Make an exact copy of the lines below.

**Supplied data:**
○ ○ ○ ○

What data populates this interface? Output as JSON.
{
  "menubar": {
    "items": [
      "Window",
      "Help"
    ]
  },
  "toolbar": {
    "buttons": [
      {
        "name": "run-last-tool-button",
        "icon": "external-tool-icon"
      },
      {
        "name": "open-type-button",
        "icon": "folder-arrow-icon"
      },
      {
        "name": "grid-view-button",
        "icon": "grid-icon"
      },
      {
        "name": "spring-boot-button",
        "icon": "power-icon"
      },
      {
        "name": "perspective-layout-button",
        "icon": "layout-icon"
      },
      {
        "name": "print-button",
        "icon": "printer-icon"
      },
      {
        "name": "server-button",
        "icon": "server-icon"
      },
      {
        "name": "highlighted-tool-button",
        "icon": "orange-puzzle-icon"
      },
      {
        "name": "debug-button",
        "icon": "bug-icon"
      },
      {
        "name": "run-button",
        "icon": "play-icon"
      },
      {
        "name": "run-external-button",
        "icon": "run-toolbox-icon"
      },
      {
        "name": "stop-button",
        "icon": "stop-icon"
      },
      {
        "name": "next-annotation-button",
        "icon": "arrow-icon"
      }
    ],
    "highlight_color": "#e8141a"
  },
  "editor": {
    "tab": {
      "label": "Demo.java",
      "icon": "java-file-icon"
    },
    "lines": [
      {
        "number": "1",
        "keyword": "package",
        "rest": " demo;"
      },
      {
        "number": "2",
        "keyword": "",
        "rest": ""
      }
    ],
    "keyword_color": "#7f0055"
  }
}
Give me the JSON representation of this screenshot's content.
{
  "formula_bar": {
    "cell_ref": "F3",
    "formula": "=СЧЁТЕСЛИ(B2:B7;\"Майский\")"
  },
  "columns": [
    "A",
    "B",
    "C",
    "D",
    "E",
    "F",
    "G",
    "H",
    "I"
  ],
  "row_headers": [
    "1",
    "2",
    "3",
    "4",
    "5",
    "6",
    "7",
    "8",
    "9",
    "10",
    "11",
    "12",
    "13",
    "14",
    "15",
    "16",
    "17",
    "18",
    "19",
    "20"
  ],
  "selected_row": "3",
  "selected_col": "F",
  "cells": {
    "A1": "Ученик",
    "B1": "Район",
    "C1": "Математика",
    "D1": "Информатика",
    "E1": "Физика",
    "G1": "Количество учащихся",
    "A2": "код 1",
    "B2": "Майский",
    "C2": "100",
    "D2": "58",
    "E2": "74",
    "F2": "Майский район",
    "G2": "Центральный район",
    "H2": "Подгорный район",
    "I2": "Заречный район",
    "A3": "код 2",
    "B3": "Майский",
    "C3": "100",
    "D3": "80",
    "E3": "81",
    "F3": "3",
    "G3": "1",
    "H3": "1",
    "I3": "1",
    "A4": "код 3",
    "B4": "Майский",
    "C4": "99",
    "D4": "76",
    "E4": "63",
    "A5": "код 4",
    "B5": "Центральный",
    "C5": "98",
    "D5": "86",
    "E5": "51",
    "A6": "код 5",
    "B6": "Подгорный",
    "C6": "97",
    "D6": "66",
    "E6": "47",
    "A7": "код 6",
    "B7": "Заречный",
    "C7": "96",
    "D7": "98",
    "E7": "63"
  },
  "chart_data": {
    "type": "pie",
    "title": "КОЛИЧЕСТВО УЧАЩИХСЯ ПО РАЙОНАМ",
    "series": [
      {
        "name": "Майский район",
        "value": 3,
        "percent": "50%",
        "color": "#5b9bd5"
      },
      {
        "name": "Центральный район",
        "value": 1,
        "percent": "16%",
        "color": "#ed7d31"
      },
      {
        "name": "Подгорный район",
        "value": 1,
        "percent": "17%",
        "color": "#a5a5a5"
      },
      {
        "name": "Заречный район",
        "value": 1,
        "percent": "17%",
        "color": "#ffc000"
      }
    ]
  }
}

○ ○ ○ ○

**Exercise response:**
What data populates this interface? Output as JSON.
{
  "menubar": {
    "items": [
      "Window",
      "Help"
    ]
  },
  "toolbar": {
    "buttons": [
      {
        "name": "run-last-tool-button",
        "icon": "external-tool-icon"
      },
      {
        "name": "open-type-button",
        "icon": "folder-arrow-icon"
      },
      {
        "name": "grid-view-button",
        "icon": "grid-icon"
      },
      {
        "name": "spring-boot-button",
        "icon": "power-icon"
      },
      {
        "name": "perspective-layout-button",
        "icon": "layout-icon"
      },
      {
        "name": "print-button",
        "icon": "printer-icon"
      },
      {
        "name": "server-button",
        "icon": "server-icon"
      },
      {
        "name": "highlighted-tool-button",
        "icon": "orange-puzzle-icon"
      },
      {
        "name": "debug-button",
        "icon": "bug-icon"
      },
      {
        "name": "run-button",
        "icon": "play-icon"
      },
      {
        "name": "run-external-button",
        "icon": "run-toolbox-icon"
      },
      {
        "name": "stop-button",
        "icon": "stop-icon"
      },
      {
        "name": "next-annotation-button",
        "icon": "arrow-icon"
      }
    ],
    "highlight_color": "#e8141a"
  },
  "editor": {
    "tab": {
      "label": "Demo.java",
      "icon": "java-file-icon"
    },
    "lines": [
      {
        "number": "1",
        "keyword": "package",
        "rest": " demo;"
      },
      {
        "number": "2",
        "keyword": "",
        "rest": ""
      }
    ],
    "keyword_color": "#7f0055"
  }
}
Give me the JSON representation of this screenshot's content.
{
  "formula_bar": {
    "cell_ref": "F3",
    "formula": "=СЧЁТЕСЛИ(B2:B7;\"Майский\")"
  },
  "columns": [
    "A",
    "B",
    "C",
    "D",
    "E",
    "F",
    "G",
    "H",
    "I"
  ],
  "row_headers": [
    "1",
    "2",
    "3",
    "4",
    "5",
    "6",
    "7",
    "8",
    "9",
    "10",
    "11",
    "12",
    "13",
    "14",
    "15",
    "16",
    "17",
    "18",
    "19",
    "20"
  ],
  "selected_row": "3",
  "selected_col": "F",
  "cells": {
    "A1": "Ученик",
    "B1": "Район",
    "C1": "Математика",
    "D1": "Информатика",
    "E1": "Физика",
    "G1": "Количество учащихся",
    "A2": "код 1",
    "B2": "Майский",
    "C2": "100",
    "D2": "58",
    "E2": "74",
    "F2": "Майский район",
    "G2": "Центральный район",
    "H2": "Подгорный район",
    "I2": "Заречный район",
    "A3": "код 2",
    "B3": "Майский",
    "C3": "100",
    "D3": "80",
    "E3": "81",
    "F3": "3",
    "G3": "1",
    "H3": "1",
    "I3": "1",
    "A4": "код 3",
    "B4": "Майский",
    "C4": "99",
    "D4": "76",
    "E4": "63",
    "A5": "код 4",
    "B5": "Центральный",
    "C5": "98",
    "D5": "86",
    "E5": "51",
    "A6": "код 5",
    "B6": "Подгорный",
    "C6": "97",
    "D6": "66",
    "E6": "47",
    "A7": "код 6",
    "B7": "Заречный",
    "C7": "96",
    "D7": "98",
    "E7": "63"
  },
  "chart_data": {
    "type": "pie",
    "title": "КОЛИЧЕСТВО УЧАЩИХСЯ ПО РАЙОНАМ",
    "series": [
      {
        "name": "Майский район",
        "value": 3,
        "percent": "50%",
        "color": "#5b9bd5"
      },
      {
        "name": "Центральный район",
        "value": 1,
        "percent": "16%",
        "color": "#ed7d31"
      },
      {
        "name": "Подгорный район",
        "value": 1,
        "percent": "17%",
        "color": "#a5a5a5"
      },
      {
        "name": "Заречный район",
        "value": 1,
        "percent": "17%",
        "color": "#ffc000"
      }
    ]
  }
}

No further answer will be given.